- **Problem details**: Count the lines of the records below that contain the string "婚纱写真", treating uppercase and lowercase as different. Reply with the number alone.

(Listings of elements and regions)
========
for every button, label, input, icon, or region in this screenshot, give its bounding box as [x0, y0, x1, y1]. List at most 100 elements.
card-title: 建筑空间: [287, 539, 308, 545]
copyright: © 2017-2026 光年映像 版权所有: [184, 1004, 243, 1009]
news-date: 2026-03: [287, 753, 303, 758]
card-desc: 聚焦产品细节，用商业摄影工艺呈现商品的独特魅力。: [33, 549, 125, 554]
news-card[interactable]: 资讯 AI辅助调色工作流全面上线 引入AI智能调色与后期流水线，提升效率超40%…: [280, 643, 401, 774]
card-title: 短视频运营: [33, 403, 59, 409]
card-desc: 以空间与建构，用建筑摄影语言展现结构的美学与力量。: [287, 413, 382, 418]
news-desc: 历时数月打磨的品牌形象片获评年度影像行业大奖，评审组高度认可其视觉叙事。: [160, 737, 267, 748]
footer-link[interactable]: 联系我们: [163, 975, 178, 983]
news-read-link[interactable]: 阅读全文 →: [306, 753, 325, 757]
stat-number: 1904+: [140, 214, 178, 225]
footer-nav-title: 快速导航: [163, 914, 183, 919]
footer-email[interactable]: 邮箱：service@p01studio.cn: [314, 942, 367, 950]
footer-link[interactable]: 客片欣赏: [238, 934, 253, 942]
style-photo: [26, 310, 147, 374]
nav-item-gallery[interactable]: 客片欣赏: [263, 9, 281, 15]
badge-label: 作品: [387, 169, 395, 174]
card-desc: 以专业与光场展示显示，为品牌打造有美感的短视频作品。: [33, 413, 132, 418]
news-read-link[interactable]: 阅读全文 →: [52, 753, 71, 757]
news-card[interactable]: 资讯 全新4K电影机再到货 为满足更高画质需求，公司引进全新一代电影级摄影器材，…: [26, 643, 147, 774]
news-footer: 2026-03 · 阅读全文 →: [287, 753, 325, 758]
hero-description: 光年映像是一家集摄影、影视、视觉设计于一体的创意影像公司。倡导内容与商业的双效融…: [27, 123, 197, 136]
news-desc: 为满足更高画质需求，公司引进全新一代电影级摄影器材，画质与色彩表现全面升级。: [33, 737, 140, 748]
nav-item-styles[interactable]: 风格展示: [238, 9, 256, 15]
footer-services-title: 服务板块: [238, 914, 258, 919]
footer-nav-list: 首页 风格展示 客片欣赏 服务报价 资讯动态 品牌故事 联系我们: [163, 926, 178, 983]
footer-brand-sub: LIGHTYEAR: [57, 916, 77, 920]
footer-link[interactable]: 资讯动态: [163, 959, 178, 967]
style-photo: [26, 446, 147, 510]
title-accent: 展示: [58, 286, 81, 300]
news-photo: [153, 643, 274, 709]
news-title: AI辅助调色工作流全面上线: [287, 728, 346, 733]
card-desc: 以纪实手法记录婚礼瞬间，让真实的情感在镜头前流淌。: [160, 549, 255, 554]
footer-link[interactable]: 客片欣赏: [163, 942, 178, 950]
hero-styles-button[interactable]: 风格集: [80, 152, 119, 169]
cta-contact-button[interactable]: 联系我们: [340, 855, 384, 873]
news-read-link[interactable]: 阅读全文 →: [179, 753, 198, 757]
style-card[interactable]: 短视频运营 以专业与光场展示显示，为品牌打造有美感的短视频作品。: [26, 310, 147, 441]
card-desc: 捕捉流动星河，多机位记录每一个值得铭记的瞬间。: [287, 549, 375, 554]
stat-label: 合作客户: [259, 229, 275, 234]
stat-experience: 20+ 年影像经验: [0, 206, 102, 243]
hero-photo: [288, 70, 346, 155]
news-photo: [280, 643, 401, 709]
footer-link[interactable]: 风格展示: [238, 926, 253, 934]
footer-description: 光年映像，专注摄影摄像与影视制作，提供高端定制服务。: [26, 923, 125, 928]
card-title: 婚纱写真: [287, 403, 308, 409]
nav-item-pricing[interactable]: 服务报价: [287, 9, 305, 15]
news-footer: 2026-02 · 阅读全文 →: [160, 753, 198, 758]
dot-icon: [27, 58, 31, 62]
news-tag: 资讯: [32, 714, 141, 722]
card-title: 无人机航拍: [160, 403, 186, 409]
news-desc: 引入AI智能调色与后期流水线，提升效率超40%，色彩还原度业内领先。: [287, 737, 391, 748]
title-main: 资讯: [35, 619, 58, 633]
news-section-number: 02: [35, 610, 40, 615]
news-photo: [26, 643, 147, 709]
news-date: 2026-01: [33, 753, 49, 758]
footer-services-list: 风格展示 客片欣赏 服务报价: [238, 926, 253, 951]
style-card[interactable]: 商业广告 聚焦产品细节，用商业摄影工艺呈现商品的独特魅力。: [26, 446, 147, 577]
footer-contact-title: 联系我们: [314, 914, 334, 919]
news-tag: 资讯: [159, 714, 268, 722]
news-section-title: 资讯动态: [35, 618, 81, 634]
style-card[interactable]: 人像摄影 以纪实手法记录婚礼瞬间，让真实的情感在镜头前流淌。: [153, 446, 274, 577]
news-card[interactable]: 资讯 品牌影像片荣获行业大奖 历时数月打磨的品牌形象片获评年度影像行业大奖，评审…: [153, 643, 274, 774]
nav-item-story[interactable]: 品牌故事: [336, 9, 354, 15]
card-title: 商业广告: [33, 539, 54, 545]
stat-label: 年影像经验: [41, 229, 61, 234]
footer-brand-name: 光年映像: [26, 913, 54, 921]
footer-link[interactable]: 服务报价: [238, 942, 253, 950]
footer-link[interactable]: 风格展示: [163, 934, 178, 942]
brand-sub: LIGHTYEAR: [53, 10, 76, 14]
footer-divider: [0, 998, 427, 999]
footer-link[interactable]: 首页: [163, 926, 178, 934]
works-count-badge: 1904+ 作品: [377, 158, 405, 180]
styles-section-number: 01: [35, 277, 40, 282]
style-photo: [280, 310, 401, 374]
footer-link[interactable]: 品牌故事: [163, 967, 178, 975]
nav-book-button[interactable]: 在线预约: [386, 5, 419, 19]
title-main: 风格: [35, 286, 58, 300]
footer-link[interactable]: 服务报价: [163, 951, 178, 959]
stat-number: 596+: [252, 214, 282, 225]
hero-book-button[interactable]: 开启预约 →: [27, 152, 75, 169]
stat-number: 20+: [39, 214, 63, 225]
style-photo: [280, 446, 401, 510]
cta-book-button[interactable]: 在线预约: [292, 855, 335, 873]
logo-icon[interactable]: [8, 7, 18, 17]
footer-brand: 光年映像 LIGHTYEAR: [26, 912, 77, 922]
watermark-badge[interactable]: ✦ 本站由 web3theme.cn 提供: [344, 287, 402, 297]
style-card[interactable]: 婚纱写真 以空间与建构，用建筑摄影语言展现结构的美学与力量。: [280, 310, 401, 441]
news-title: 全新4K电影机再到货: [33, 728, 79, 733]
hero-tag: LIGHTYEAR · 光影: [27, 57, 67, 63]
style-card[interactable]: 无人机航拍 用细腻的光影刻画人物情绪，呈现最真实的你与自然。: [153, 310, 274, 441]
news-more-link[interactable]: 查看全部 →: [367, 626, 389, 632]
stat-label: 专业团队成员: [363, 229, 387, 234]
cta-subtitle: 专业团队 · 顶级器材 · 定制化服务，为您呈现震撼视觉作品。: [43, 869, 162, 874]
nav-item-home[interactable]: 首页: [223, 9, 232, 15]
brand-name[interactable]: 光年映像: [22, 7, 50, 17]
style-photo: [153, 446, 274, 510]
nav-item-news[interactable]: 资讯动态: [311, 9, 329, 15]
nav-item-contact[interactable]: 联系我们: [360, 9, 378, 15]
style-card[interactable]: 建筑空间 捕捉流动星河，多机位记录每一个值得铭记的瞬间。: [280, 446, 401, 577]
========
- **Full answer**: 2